▸ Task prompt
Render each line of the rows below as a JSON list of strings, one string per line, omitting any blank lines.

--- start ---

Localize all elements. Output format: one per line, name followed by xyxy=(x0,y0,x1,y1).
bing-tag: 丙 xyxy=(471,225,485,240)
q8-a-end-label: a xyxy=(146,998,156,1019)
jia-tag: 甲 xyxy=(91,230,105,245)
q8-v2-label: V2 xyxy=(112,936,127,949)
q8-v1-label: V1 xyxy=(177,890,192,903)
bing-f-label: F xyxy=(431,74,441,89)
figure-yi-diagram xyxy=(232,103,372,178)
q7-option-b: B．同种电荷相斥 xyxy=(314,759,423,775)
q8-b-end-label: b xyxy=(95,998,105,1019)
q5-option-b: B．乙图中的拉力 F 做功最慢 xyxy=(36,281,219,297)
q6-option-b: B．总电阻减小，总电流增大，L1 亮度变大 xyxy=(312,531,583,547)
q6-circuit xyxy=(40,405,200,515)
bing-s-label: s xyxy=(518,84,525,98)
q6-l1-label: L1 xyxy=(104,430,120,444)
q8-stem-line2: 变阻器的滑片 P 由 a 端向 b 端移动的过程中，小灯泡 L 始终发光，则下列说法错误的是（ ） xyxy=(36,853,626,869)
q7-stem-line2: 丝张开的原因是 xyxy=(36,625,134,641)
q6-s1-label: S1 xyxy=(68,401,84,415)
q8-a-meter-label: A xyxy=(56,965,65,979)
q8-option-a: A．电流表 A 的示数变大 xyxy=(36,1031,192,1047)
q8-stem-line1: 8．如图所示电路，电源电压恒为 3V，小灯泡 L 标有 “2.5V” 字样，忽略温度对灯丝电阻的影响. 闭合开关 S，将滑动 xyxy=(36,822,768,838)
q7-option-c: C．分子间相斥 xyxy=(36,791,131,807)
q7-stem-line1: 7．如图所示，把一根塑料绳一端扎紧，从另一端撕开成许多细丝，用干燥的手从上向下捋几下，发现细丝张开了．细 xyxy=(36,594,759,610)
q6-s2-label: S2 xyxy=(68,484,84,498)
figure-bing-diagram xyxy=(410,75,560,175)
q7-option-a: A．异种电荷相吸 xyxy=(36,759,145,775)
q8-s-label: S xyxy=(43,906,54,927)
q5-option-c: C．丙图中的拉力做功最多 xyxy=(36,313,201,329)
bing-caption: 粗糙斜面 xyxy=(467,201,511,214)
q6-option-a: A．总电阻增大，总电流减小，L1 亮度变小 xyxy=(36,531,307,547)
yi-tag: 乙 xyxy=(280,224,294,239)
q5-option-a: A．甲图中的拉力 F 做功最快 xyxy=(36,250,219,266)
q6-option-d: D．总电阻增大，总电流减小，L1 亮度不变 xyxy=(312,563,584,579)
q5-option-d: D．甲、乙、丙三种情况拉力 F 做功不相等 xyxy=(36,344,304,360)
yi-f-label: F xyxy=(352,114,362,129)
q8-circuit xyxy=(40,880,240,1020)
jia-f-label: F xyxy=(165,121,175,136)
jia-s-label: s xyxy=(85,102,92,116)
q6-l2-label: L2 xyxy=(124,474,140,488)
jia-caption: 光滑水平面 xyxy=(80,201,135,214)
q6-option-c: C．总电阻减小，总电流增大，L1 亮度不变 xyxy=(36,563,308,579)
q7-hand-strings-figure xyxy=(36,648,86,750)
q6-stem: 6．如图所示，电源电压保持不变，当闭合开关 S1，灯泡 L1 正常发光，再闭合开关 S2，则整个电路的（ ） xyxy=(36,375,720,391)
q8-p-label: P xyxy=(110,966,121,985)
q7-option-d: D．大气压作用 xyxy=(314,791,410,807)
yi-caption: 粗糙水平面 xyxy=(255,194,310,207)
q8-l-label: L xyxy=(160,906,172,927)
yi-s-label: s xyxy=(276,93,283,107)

--- end ---

▸ Written response
[
  "Localize all elements. Output format: one per line, name followed by xyxy=(x0,y0,x1,y1).",
  "bing-tag: 丙 xyxy=(471,225,485,240)",
  "q8-a-end-label: a xyxy=(146,998,156,1019)",
  "jia-tag: 甲 xyxy=(91,230,105,245)",
  "q8-v2-label: V2 xyxy=(112,936,127,949)",
  "q8-v1-label: V1 xyxy=(177,890,192,903)",
  "bing-f-label: F xyxy=(431,74,441,89)",
  "figure-yi-diagram xyxy=(232,103,372,178)",
  "q7-option-b: B．同种电荷相斥 xyxy=(314,759,423,775)",
  "q8-b-end-label: b xyxy=(95,998,105,1019)",
  "q5-option-b: B．乙图中的拉力 F 做功最慢 xyxy=(36,281,219,297)",
  "q6-option-b: B．总电阻减小，总电流增大，L1 亮度变大 xyxy=(312,531,583,547)",
  "q6-circuit xyxy=(40,405,200,515)",
  "bing-s-label: s xyxy=(518,84,525,98)",
  "q6-l1-label: L1 xyxy=(104,430,120,444)",
  "q8-stem-line2: 变阻器的滑片 P 由 a 端向 b 端移动的过程中，小灯泡 L 始终发光，则下列说法错误的是（ ） xyxy=(36,853,626,869)",
  "q7-stem-line2: 丝张开的原因是 xyxy=(36,625,134,641)",
  "q6-s1-label: S1 xyxy=(68,401,84,415)",
  "q8-a-meter-label: A xyxy=(56,965,65,979)",
  "q8-option-a: A．电流表 A 的示数变大 xyxy=(36,1031,192,1047)",
  "q8-stem-line1: 8．如图所示电路，电源电压恒为 3V，小灯泡 L 标有 “2.5V” 字样，忽略温度对灯丝电阻的影响. 闭合开关 S，将滑动 xyxy=(36,822,768,838)",
  "q7-option-c: C．分子间相斥 xyxy=(36,791,131,807)",
  "q7-stem-line1: 7．如图所示，把一根塑料绳一端扎紧，从另一端撕开成许多细丝，用干燥的手从上向下捋几下，发现细丝张开了．细 xyxy=(36,594,759,610)",
  "q6-s2-label: S2 xyxy=(68,484,84,498)",
  "figure-bing-diagram xyxy=(410,75,560,175)",
  "q7-option-a: A．异种电荷相吸 xyxy=(36,759,145,775)",
  "q8-s-label: S xyxy=(43,906,54,927)",
  "q5-option-c: C．丙图中的拉力做功最多 xyxy=(36,313,201,329)",
  "bing-caption: 粗糙斜面 xyxy=(467,201,511,214)",
  "q6-option-a: A．总电阻增大，总电流减小，L1 亮度变小 xyxy=(36,531,307,547)",
  "yi-tag: 乙 xyxy=(280,224,294,239)",
  "q5-option-a: A．甲图中的拉力 F 做功最快 xyxy=(36,250,219,266)",
  "q6-option-d: D．总电阻增大，总电流减小，L1 亮度不变 xyxy=(312,563,584,579)",
  "q5-option-d: D．甲、乙、丙三种情况拉力 F 做功不相等 xyxy=(36,344,304,360)",
  "yi-f-label: F xyxy=(352,114,362,129)",
  "q8-circuit xyxy=(40,880,240,1020)",
  "jia-f-label: F xyxy=(165,121,175,136)",
  "jia-s-label: s xyxy=(85,102,92,116)",
  "q6-l2-label: L2 xyxy=(124,474,140,488)",
  "jia-caption: 光滑水平面 xyxy=(80,201,135,214)",
  "q6-option-c: C．总电阻减小，总电流增大，L1 亮度不变 xyxy=(36,563,308,579)",
  "q7-hand-strings-figure xyxy=(36,648,86,750)",
  "q6-stem: 6．如图所示，电源电压保持不变，当闭合开关 S1，灯泡 L1 正常发光，再闭合开关 S2，则整个电路的（ ） xyxy=(36,375,720,391)",
  "q8-p-label: P xyxy=(110,966,121,985)",
  "q7-option-d: D．大气压作用 xyxy=(314,791,410,807)",
  "yi-caption: 粗糙水平面 xyxy=(255,194,310,207)",
  "q8-l-label: L xyxy=(160,906,172,927)",
  "yi-s-label: s xyxy=(276,93,283,107)"
]